**Exercise goal:** Reproduce the records below exactly, leaving out any pictures.

(Rows from a dataset)
-------------------------
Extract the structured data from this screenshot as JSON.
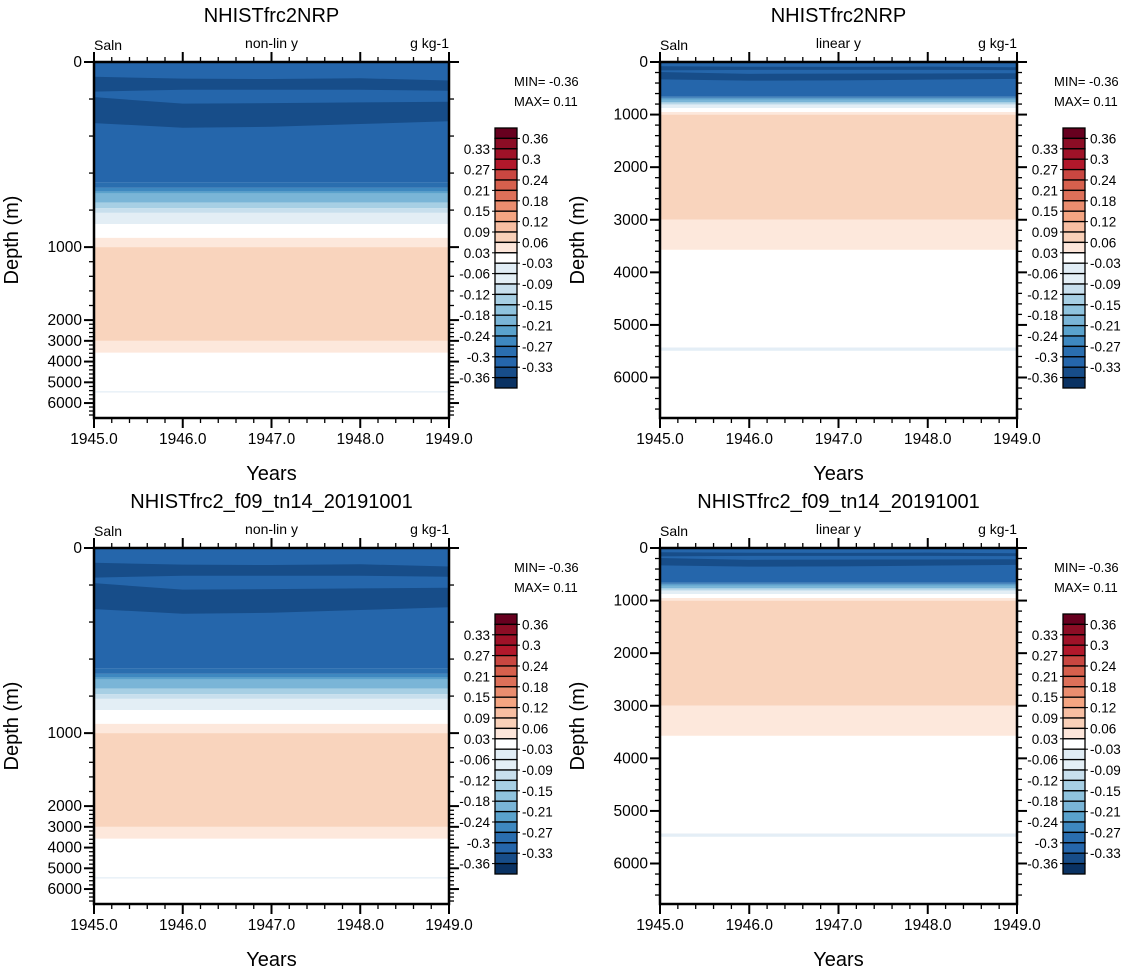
{
  "chart_data": {
    "type": "heatmap",
    "variable": "Saln",
    "units": "g kg-1",
    "xlabel": "Years",
    "ylabel": "Depth (m)",
    "xlim": [
      1945.0,
      1949.0
    ],
    "x_ticks": [
      "1945.0",
      "1946.0",
      "1947.0",
      "1948.0",
      "1949.0"
    ],
    "x_tick_values": [
      1945,
      1946,
      1947,
      1948,
      1949
    ],
    "ylim": [
      0,
      6750
    ],
    "y_ticks": [
      "0",
      "1000",
      "2000",
      "3000",
      "4000",
      "5000",
      "6000"
    ],
    "y_tick_values": [
      0,
      1000,
      2000,
      3000,
      4000,
      5000,
      6000
    ],
    "colorbar": {
      "labels": [
        "0.36",
        "0.33",
        "0.3",
        "0.27",
        "0.24",
        "0.21",
        "0.18",
        "0.15",
        "0.12",
        "0.09",
        "0.06",
        "0.03",
        "-0.03",
        "-0.06",
        "-0.09",
        "-0.12",
        "-0.15",
        "-0.18",
        "-0.21",
        "-0.24",
        "-0.27",
        "-0.3",
        "-0.33",
        "-0.36"
      ],
      "colors": [
        "#67001f",
        "#8c0d25",
        "#9f1228",
        "#b2182b",
        "#c94741",
        "#d6604d",
        "#dd7059",
        "#ea8d6f",
        "#f4a582",
        "#f7bea2",
        "#f9d0b8",
        "#fde6da",
        "#ffffff",
        "#e1edf5",
        "#e4eff6",
        "#c8dfed",
        "#a7cfe4",
        "#8fc3de",
        "#7ab5d7",
        "#5aa2cc",
        "#3e88c0",
        "#2a6eaf",
        "#2566ab",
        "#174d89",
        "#0a3263"
      ]
    },
    "contour_bands": [
      {
        "value": -0.315,
        "color": "#2566ab",
        "top": [
          0,
          0,
          0,
          0,
          0
        ],
        "bottom": [
          650,
          650,
          650,
          650,
          650
        ]
      },
      {
        "value": -0.345,
        "color": "#174d89",
        "top": [
          80,
          90,
          92,
          88,
          100
        ],
        "bottom": [
          160,
          150,
          150,
          150,
          155
        ]
      },
      {
        "value": -0.345,
        "color": "#174d89",
        "top": [
          190,
          225,
          222,
          218,
          215
        ],
        "bottom": [
          330,
          355,
          350,
          335,
          320
        ]
      },
      {
        "value": -0.285,
        "color": "#2a6eaf",
        "top": [
          650,
          650,
          650,
          650,
          650
        ],
        "bottom": [
          680,
          680,
          680,
          680,
          680
        ]
      },
      {
        "value": -0.255,
        "color": "#3e88c0",
        "top": [
          680,
          680,
          680,
          680,
          680
        ],
        "bottom": [
          700,
          700,
          700,
          700,
          700
        ]
      },
      {
        "value": -0.225,
        "color": "#5aa2cc",
        "top": [
          700,
          700,
          700,
          700,
          700
        ],
        "bottom": [
          712,
          712,
          712,
          712,
          712
        ]
      },
      {
        "value": -0.195,
        "color": "#7ab5d7",
        "top": [
          712,
          712,
          712,
          712,
          712
        ],
        "bottom": [
          760,
          760,
          760,
          760,
          760
        ]
      },
      {
        "value": -0.135,
        "color": "#a7cfe4",
        "top": [
          760,
          760,
          760,
          760,
          760
        ],
        "bottom": [
          790,
          790,
          790,
          790,
          790
        ]
      },
      {
        "value": -0.105,
        "color": "#c8dfed",
        "top": [
          790,
          790,
          790,
          790,
          790
        ],
        "bottom": [
          815,
          815,
          815,
          815,
          815
        ]
      },
      {
        "value": -0.075,
        "color": "#e3eef5",
        "top": [
          815,
          815,
          815,
          815,
          815
        ],
        "bottom": [
          875,
          875,
          875,
          875,
          875
        ]
      },
      {
        "value": 0.045,
        "color": "#fde8dc",
        "top": [
          950,
          950,
          950,
          950,
          950
        ],
        "bottom": [
          1000,
          1000,
          1000,
          1000,
          1000
        ]
      },
      {
        "value": 0.075,
        "color": "#f9d4bd",
        "top": [
          1000,
          1000,
          1000,
          1000,
          1000
        ],
        "bottom": [
          3000,
          3000,
          3000,
          3000,
          3000
        ]
      },
      {
        "value": 0.045,
        "color": "#fde8dc",
        "top": [
          3000,
          3000,
          3000,
          3000,
          3000
        ],
        "bottom": [
          3570,
          3570,
          3570,
          3570,
          3570
        ]
      },
      {
        "value": -0.045,
        "color": "#e4eef6",
        "top": [
          5430,
          5430,
          5430,
          5430,
          5430
        ],
        "bottom": [
          5490,
          5490,
          5490,
          5490,
          5490
        ]
      }
    ],
    "panels": [
      {
        "title": "NHISTfrc2NRP",
        "left": "Saln",
        "center": "non-lin y",
        "right": "g kg-1",
        "yscale": "nonlinear",
        "min_label": "MIN= -0.36",
        "max_label": "MAX=  0.11"
      },
      {
        "title": "NHISTfrc2NRP",
        "left": "Saln",
        "center": "linear y",
        "right": "g kg-1",
        "yscale": "linear",
        "min_label": "MIN= -0.36",
        "max_label": "MAX=  0.11"
      },
      {
        "title": "NHISTfrc2_f09_tn14_20191001",
        "left": "Saln",
        "center": "non-lin y",
        "right": "g kg-1",
        "yscale": "nonlinear",
        "min_label": "MIN= -0.36",
        "max_label": "MAX=  0.11"
      },
      {
        "title": "NHISTfrc2_f09_tn14_20191001",
        "left": "Saln",
        "center": "linear y",
        "right": "g kg-1",
        "yscale": "linear",
        "min_label": "MIN= -0.36",
        "max_label": "MAX=  0.11"
      }
    ]
  }
}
-------------------------
**Exercise output:**
Extract the structured data from this screenshot as JSON.
{
  "chart_data": {
    "type": "heatmap",
    "variable": "Saln",
    "units": "g kg-1",
    "xlabel": "Years",
    "ylabel": "Depth (m)",
    "xlim": [
      1945.0,
      1949.0
    ],
    "x_ticks": [
      "1945.0",
      "1946.0",
      "1947.0",
      "1948.0",
      "1949.0"
    ],
    "x_tick_values": [
      1945,
      1946,
      1947,
      1948,
      1949
    ],
    "ylim": [
      0,
      6750
    ],
    "y_ticks": [
      "0",
      "1000",
      "2000",
      "3000",
      "4000",
      "5000",
      "6000"
    ],
    "y_tick_values": [
      0,
      1000,
      2000,
      3000,
      4000,
      5000,
      6000
    ],
    "colorbar": {
      "labels": [
        "0.36",
        "0.33",
        "0.3",
        "0.27",
        "0.24",
        "0.21",
        "0.18",
        "0.15",
        "0.12",
        "0.09",
        "0.06",
        "0.03",
        "-0.03",
        "-0.06",
        "-0.09",
        "-0.12",
        "-0.15",
        "-0.18",
        "-0.21",
        "-0.24",
        "-0.27",
        "-0.3",
        "-0.33",
        "-0.36"
      ],
      "colors": [
        "#67001f",
        "#8c0d25",
        "#9f1228",
        "#b2182b",
        "#c94741",
        "#d6604d",
        "#dd7059",
        "#ea8d6f",
        "#f4a582",
        "#f7bea2",
        "#f9d0b8",
        "#fde6da",
        "#ffffff",
        "#e1edf5",
        "#e4eff6",
        "#c8dfed",
        "#a7cfe4",
        "#8fc3de",
        "#7ab5d7",
        "#5aa2cc",
        "#3e88c0",
        "#2a6eaf",
        "#2566ab",
        "#174d89",
        "#0a3263"
      ]
    },
    "contour_bands": [
      {
        "value": -0.315,
        "color": "#2566ab",
        "top": [
          0,
          0,
          0,
          0,
          0
        ],
        "bottom": [
          650,
          650,
          650,
          650,
          650
        ]
      },
      {
        "value": -0.345,
        "color": "#174d89",
        "top": [
          80,
          90,
          92,
          88,
          100
        ],
        "bottom": [
          160,
          150,
          150,
          150,
          155
        ]
      },
      {
        "value": -0.345,
        "color": "#174d89",
        "top": [
          190,
          225,
          222,
          218,
          215
        ],
        "bottom": [
          330,
          355,
          350,
          335,
          320
        ]
      },
      {
        "value": -0.285,
        "color": "#2a6eaf",
        "top": [
          650,
          650,
          650,
          650,
          650
        ],
        "bottom": [
          680,
          680,
          680,
          680,
          680
        ]
      },
      {
        "value": -0.255,
        "color": "#3e88c0",
        "top": [
          680,
          680,
          680,
          680,
          680
        ],
        "bottom": [
          700,
          700,
          700,
          700,
          700
        ]
      },
      {
        "value": -0.225,
        "color": "#5aa2cc",
        "top": [
          700,
          700,
          700,
          700,
          700
        ],
        "bottom": [
          712,
          712,
          712,
          712,
          712
        ]
      },
      {
        "value": -0.195,
        "color": "#7ab5d7",
        "top": [
          712,
          712,
          712,
          712,
          712
        ],
        "bottom": [
          760,
          760,
          760,
          760,
          760
        ]
      },
      {
        "value": -0.135,
        "color": "#a7cfe4",
        "top": [
          760,
          760,
          760,
          760,
          760
        ],
        "bottom": [
          790,
          790,
          790,
          790,
          790
        ]
      },
      {
        "value": -0.105,
        "color": "#c8dfed",
        "top": [
          790,
          790,
          790,
          790,
          790
        ],
        "bottom": [
          815,
          815,
          815,
          815,
          815
        ]
      },
      {
        "value": -0.075,
        "color": "#e3eef5",
        "top": [
          815,
          815,
          815,
          815,
          815
        ],
        "bottom": [
          875,
          875,
          875,
          875,
          875
        ]
      },
      {
        "value": 0.045,
        "color": "#fde8dc",
        "top": [
          950,
          950,
          950,
          950,
          950
        ],
        "bottom": [
          1000,
          1000,
          1000,
          1000,
          1000
        ]
      },
      {
        "value": 0.075,
        "color": "#f9d4bd",
        "top": [
          1000,
          1000,
          1000,
          1000,
          1000
        ],
        "bottom": [
          3000,
          3000,
          3000,
          3000,
          3000
        ]
      },
      {
        "value": 0.045,
        "color": "#fde8dc",
        "top": [
          3000,
          3000,
          3000,
          3000,
          3000
        ],
        "bottom": [
          3570,
          3570,
          3570,
          3570,
          3570
        ]
      },
      {
        "value": -0.045,
        "color": "#e4eef6",
        "top": [
          5430,
          5430,
          5430,
          5430,
          5430
        ],
        "bottom": [
          5490,
          5490,
          5490,
          5490,
          5490
        ]
      }
    ],
    "panels": [
      {
        "title": "NHISTfrc2NRP",
        "left": "Saln",
        "center": "non-lin y",
        "right": "g kg-1",
        "yscale": "nonlinear",
        "min_label": "MIN= -0.36",
        "max_label": "MAX=  0.11"
      },
      {
        "title": "NHISTfrc2NRP",
        "left": "Saln",
        "center": "linear y",
        "right": "g kg-1",
        "yscale": "linear",
        "min_label": "MIN= -0.36",
        "max_label": "MAX=  0.11"
      },
      {
        "title": "NHISTfrc2_f09_tn14_20191001",
        "left": "Saln",
        "center": "non-lin y",
        "right": "g kg-1",
        "yscale": "nonlinear",
        "min_label": "MIN= -0.36",
        "max_label": "MAX=  0.11"
      },
      {
        "title": "NHISTfrc2_f09_tn14_20191001",
        "left": "Saln",
        "center": "linear y",
        "right": "g kg-1",
        "yscale": "linear",
        "min_label": "MIN= -0.36",
        "max_label": "MAX=  0.11"
      }
    ]
  }
}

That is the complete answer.